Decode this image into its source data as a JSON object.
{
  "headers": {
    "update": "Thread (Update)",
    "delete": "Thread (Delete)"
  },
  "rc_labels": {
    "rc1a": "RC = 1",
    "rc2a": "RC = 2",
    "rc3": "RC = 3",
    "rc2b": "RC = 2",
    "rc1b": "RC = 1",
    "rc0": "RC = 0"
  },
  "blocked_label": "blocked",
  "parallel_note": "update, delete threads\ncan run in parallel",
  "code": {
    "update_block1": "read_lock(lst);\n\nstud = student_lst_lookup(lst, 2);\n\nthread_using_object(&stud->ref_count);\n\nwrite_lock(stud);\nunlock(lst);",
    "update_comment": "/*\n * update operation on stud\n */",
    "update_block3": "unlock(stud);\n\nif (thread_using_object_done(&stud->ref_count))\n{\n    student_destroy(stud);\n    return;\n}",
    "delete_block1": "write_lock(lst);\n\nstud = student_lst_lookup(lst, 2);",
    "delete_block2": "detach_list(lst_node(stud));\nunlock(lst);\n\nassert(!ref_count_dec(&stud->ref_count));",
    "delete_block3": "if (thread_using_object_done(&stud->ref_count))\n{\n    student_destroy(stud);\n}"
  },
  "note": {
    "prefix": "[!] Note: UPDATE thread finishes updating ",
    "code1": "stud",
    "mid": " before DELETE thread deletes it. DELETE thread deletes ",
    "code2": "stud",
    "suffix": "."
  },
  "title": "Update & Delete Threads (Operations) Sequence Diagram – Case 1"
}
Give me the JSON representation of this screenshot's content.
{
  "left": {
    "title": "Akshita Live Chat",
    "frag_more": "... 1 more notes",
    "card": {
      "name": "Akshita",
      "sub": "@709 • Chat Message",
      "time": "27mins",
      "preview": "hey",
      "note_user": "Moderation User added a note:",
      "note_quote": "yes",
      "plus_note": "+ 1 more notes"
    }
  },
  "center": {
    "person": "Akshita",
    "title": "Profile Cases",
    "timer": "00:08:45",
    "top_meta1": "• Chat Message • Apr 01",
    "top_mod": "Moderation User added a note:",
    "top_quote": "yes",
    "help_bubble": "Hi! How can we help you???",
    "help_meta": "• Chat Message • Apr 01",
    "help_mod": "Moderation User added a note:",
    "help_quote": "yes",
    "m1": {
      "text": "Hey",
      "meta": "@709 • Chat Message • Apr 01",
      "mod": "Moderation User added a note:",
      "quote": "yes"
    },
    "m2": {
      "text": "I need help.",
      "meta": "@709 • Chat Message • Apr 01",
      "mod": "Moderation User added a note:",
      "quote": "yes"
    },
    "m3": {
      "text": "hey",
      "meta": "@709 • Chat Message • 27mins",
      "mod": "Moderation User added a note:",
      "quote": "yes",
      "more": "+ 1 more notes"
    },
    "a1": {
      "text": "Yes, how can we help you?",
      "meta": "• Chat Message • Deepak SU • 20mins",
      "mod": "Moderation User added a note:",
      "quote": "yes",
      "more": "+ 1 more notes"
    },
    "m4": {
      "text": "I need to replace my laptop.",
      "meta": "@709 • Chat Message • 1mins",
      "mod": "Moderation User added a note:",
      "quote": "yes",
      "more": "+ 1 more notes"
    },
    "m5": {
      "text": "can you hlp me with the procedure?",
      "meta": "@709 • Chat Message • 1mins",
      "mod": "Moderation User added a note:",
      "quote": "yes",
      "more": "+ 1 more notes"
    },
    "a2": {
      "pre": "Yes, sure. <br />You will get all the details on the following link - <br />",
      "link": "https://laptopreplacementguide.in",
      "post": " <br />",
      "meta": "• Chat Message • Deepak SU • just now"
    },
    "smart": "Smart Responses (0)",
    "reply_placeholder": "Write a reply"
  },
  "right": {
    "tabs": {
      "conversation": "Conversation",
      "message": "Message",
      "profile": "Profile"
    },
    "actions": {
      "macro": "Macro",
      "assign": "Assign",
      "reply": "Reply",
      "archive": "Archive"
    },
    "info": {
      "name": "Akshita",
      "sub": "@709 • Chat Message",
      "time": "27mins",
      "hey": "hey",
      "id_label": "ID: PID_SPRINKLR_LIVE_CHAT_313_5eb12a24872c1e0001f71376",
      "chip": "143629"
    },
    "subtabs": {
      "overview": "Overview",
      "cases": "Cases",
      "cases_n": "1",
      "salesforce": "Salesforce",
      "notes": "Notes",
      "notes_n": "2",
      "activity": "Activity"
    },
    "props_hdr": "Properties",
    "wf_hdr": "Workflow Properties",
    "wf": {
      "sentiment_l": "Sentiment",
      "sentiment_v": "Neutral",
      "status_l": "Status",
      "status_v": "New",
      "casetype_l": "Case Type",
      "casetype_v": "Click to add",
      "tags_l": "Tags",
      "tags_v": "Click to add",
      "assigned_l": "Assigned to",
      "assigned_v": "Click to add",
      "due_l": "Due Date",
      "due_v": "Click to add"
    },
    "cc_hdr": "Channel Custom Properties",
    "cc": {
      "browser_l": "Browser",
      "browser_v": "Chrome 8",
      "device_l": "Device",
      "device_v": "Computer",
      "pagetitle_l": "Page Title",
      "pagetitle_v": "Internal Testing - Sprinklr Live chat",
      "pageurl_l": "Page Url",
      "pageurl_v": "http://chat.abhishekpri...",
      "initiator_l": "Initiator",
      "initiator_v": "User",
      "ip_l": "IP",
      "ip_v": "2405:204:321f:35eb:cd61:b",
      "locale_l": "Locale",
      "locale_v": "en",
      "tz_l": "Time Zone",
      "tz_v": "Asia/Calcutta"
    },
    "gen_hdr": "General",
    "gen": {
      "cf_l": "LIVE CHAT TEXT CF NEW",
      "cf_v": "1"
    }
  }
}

- - - -

DIRECTIONS FOR THIS TASK: Go through the records and show every line with the string "link" in it.

SOLUTION FOR THIS PROBLEM:
      "pre": "Yes, sure. <br />You will get all the details on the following link - <br />",
      "link": "https://laptopreplacementguide.in",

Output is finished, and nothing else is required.